# [Request]
Look through the lines below and extract any with the word "故此选项不符合题意".

(Dataset entries)
========================================

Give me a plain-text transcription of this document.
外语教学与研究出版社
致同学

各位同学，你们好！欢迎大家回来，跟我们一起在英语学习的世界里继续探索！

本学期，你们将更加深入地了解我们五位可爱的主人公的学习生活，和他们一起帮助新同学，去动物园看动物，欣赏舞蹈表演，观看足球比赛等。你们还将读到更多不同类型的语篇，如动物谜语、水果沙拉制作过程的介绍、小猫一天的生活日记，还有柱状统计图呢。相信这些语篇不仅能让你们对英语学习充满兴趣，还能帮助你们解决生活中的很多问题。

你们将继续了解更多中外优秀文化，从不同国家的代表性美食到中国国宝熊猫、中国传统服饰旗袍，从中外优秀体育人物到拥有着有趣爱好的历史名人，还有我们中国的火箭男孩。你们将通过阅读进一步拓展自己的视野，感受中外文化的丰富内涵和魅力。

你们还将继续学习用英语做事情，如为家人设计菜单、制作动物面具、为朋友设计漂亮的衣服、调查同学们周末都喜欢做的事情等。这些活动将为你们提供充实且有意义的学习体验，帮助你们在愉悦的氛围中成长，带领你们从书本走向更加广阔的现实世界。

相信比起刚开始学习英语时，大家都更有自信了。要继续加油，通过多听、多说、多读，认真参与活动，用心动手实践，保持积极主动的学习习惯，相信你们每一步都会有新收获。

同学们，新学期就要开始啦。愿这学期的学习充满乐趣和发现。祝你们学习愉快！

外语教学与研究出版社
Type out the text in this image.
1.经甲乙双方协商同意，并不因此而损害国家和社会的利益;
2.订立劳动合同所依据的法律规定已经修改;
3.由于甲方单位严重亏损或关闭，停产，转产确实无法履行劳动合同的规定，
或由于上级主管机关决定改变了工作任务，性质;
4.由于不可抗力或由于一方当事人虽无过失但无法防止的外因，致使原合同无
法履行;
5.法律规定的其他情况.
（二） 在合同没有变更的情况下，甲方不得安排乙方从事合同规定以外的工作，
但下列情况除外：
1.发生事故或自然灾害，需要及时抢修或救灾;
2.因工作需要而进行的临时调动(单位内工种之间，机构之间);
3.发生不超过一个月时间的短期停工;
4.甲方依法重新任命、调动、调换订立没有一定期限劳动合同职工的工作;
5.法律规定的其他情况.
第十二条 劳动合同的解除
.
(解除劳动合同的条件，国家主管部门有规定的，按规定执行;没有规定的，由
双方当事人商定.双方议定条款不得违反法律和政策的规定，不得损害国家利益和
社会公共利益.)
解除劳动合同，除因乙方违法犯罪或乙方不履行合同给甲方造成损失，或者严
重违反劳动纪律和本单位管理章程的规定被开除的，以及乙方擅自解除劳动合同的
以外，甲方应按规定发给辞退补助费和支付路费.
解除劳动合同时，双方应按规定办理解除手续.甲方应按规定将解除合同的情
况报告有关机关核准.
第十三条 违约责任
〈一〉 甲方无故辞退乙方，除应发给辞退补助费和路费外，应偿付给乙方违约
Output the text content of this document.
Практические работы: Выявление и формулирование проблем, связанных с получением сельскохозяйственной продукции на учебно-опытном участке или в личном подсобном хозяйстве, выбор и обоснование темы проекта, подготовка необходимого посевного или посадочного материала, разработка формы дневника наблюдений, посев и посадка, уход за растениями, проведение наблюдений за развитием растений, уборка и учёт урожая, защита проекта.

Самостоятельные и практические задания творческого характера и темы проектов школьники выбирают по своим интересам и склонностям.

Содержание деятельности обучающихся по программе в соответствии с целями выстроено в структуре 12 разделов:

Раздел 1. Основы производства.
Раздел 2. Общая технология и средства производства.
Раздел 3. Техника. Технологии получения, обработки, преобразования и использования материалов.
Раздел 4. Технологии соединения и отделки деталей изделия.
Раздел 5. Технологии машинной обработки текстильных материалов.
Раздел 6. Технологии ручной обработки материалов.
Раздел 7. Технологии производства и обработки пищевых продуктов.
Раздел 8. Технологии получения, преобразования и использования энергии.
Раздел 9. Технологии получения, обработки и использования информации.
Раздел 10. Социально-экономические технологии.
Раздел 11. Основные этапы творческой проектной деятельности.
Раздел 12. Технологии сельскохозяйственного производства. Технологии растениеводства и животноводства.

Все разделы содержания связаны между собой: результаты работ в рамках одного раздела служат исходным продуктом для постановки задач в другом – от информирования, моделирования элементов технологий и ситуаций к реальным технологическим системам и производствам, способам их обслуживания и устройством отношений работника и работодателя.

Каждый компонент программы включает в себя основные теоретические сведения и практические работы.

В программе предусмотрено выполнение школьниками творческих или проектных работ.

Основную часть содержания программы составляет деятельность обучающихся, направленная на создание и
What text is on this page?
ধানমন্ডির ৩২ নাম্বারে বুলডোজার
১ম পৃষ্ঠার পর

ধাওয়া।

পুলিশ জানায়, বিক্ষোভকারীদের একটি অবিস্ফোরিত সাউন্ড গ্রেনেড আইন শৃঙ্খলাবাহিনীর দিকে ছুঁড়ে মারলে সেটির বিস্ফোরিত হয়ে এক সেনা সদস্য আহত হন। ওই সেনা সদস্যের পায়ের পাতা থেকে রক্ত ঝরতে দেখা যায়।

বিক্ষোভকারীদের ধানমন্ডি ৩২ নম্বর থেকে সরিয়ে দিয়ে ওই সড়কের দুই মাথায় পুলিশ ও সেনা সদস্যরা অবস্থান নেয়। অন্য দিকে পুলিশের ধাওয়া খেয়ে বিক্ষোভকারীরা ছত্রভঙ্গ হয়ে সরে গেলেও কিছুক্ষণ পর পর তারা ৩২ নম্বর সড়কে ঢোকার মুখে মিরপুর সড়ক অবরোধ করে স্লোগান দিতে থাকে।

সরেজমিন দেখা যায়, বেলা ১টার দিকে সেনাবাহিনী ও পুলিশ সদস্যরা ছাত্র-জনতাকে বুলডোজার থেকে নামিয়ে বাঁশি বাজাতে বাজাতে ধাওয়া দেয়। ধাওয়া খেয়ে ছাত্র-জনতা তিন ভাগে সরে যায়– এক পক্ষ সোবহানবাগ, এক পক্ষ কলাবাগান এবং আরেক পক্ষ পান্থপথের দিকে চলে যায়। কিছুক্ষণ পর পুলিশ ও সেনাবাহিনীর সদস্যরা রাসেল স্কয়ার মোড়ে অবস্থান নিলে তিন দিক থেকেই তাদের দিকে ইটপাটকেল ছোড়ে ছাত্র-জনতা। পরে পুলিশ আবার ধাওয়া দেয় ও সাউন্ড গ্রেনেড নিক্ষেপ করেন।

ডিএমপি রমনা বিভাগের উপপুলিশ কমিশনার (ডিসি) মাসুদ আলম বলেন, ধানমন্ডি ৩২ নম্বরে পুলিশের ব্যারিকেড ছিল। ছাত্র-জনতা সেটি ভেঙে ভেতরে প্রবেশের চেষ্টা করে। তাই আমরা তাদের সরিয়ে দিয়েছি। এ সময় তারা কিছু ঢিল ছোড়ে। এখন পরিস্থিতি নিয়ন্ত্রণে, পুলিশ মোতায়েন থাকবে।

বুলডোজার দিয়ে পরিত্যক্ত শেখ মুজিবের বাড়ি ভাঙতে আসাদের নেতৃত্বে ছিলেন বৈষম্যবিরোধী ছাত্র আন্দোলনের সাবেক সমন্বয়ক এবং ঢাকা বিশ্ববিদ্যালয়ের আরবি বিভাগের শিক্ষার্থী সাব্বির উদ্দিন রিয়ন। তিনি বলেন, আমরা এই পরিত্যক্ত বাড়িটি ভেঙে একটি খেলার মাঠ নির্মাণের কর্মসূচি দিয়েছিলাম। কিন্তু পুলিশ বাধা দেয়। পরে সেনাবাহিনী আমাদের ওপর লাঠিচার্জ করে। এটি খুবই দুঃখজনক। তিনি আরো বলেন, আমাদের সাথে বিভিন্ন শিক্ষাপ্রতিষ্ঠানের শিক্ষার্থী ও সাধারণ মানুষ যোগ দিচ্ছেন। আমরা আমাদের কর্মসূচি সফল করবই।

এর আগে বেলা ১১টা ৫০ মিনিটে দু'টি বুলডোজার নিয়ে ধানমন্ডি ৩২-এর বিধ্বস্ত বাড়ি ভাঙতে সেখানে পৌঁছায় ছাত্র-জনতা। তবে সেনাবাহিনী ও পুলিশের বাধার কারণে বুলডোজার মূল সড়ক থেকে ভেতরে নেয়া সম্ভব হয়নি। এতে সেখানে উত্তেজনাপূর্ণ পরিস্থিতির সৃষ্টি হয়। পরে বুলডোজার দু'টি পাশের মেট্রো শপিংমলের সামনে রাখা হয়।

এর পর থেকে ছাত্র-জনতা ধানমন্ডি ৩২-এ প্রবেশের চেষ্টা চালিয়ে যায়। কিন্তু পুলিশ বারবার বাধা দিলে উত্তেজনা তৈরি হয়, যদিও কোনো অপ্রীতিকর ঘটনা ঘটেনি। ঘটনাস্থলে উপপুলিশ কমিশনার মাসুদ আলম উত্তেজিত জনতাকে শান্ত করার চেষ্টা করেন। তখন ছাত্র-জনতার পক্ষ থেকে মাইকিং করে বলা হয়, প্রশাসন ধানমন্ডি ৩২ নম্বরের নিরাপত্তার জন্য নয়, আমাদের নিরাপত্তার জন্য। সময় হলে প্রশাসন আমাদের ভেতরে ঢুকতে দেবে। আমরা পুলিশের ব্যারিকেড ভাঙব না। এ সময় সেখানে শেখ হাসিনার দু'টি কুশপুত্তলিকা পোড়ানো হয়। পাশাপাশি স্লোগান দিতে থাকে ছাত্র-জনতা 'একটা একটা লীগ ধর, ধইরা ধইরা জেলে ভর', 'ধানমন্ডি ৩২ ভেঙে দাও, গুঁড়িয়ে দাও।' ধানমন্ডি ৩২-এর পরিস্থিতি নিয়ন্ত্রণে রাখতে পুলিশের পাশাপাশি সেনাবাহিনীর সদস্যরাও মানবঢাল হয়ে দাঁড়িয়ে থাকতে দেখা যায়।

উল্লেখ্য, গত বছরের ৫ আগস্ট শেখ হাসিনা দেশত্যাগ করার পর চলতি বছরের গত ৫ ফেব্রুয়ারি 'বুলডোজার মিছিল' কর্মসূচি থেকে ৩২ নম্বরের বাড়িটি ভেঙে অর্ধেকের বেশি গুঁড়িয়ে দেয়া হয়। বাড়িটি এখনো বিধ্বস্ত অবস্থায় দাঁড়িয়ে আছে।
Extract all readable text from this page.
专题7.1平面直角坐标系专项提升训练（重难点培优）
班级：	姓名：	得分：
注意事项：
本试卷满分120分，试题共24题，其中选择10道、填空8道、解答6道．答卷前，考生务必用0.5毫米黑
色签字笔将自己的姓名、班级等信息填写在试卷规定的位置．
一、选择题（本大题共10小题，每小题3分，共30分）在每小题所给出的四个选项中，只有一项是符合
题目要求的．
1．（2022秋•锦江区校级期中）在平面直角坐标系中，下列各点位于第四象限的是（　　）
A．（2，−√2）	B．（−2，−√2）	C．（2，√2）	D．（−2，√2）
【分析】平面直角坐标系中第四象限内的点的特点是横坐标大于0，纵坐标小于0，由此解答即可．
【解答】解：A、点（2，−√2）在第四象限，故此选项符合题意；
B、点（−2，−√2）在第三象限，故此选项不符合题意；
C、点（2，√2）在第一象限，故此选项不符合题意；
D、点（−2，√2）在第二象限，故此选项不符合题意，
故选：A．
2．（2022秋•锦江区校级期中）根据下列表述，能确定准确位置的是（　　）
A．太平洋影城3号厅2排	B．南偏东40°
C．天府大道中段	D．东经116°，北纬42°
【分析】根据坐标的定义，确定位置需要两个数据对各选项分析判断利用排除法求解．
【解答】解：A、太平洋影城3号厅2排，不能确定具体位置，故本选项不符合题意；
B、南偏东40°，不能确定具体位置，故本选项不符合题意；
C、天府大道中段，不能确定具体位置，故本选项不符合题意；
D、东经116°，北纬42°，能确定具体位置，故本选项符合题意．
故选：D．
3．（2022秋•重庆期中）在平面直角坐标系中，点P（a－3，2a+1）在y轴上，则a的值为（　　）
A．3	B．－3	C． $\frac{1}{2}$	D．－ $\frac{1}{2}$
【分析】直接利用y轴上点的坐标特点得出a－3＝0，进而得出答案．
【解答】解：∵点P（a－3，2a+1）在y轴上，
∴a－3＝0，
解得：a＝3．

========================================

# [Task output]
B、点（−2，−√2）在第三象限，故此选项不符合题意；
C、点（2，√2）在第一象限，故此选项不符合题意；
D、点（−2，√2）在第二象限，故此选项不符合题意，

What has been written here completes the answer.